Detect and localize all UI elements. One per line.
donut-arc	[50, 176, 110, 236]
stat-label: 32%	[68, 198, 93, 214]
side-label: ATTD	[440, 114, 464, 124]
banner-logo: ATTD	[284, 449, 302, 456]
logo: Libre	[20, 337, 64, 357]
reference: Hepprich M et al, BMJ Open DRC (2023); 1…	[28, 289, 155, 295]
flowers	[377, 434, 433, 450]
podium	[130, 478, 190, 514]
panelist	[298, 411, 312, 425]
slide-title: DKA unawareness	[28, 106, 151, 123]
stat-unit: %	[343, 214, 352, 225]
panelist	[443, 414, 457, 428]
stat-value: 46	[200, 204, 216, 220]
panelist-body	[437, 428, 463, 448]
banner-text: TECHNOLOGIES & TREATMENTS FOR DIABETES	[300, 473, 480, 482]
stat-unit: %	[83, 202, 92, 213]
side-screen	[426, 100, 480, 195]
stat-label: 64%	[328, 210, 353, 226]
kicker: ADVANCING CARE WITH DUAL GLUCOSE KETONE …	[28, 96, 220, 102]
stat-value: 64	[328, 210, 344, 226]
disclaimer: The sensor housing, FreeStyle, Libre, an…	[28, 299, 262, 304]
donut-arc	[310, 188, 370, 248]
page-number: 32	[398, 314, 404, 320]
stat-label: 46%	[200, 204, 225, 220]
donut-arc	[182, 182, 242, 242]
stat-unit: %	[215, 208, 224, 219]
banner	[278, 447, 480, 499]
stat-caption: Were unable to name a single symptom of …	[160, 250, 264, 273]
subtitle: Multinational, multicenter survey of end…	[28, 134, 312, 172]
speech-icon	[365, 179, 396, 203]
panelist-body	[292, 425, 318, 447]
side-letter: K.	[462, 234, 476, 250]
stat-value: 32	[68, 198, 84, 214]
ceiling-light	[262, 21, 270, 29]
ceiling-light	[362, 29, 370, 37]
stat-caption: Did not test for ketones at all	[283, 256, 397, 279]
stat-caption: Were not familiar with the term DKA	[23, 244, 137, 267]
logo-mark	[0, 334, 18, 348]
___
> **What is being asked**: Present each line of the material above as a numbered list, leaving out any blank lines.

> **Correct response**:
1. Detect and localize all UI elements. One per line.
2. donut-arc	[50, 176, 110, 236]
3. stat-label: 32%	[68, 198, 93, 214]
4. side-label: ATTD	[440, 114, 464, 124]
5. banner-logo: ATTD	[284, 449, 302, 456]
6. logo: Libre	[20, 337, 64, 357]
7. reference: Hepprich M et al, BMJ Open DRC (2023); 1…	[28, 289, 155, 295]
8. flowers	[377, 434, 433, 450]
9. podium	[130, 478, 190, 514]
10. panelist	[298, 411, 312, 425]
11. slide-title: DKA unawareness	[28, 106, 151, 123]
12. stat-unit: %	[343, 214, 352, 225]
13. panelist	[443, 414, 457, 428]
14. stat-value: 46	[200, 204, 216, 220]
15. panelist-body	[437, 428, 463, 448]
16. banner-text: TECHNOLOGIES & TREATMENTS FOR DIABETES	[300, 473, 480, 482]
17. stat-unit: %	[83, 202, 92, 213]
18. side-screen	[426, 100, 480, 195]
19. stat-label: 64%	[328, 210, 353, 226]
20. kicker: ADVANCING CARE WITH DUAL GLUCOSE KETONE …	[28, 96, 220, 102]
21. stat-value: 64	[328, 210, 344, 226]
22. disclaimer: The sensor housing, FreeStyle, Libre, an…	[28, 299, 262, 304]
23. donut-arc	[310, 188, 370, 248]
24. page-number: 32	[398, 314, 404, 320]
25. stat-label: 46%	[200, 204, 225, 220]
26. donut-arc	[182, 182, 242, 242]
27. stat-unit: %	[215, 208, 224, 219]
28. banner	[278, 447, 480, 499]
29. stat-caption: Were unable to name a single symptom of …	[160, 250, 264, 273]
30. subtitle: Multinational, multicenter survey of end…	[28, 134, 312, 172]
31. speech-icon	[365, 179, 396, 203]
32. panelist-body	[292, 425, 318, 447]
33. side-letter: K.	[462, 234, 476, 250]
34. stat-value: 32	[68, 198, 84, 214]
35. ceiling-light	[262, 21, 270, 29]
36. ceiling-light	[362, 29, 370, 37]
37. stat-caption: Did not test for ketones at all	[283, 256, 397, 279]
38. stat-caption: Were not familiar with the term DKA	[23, 244, 137, 267]
39. logo-mark	[0, 334, 18, 348]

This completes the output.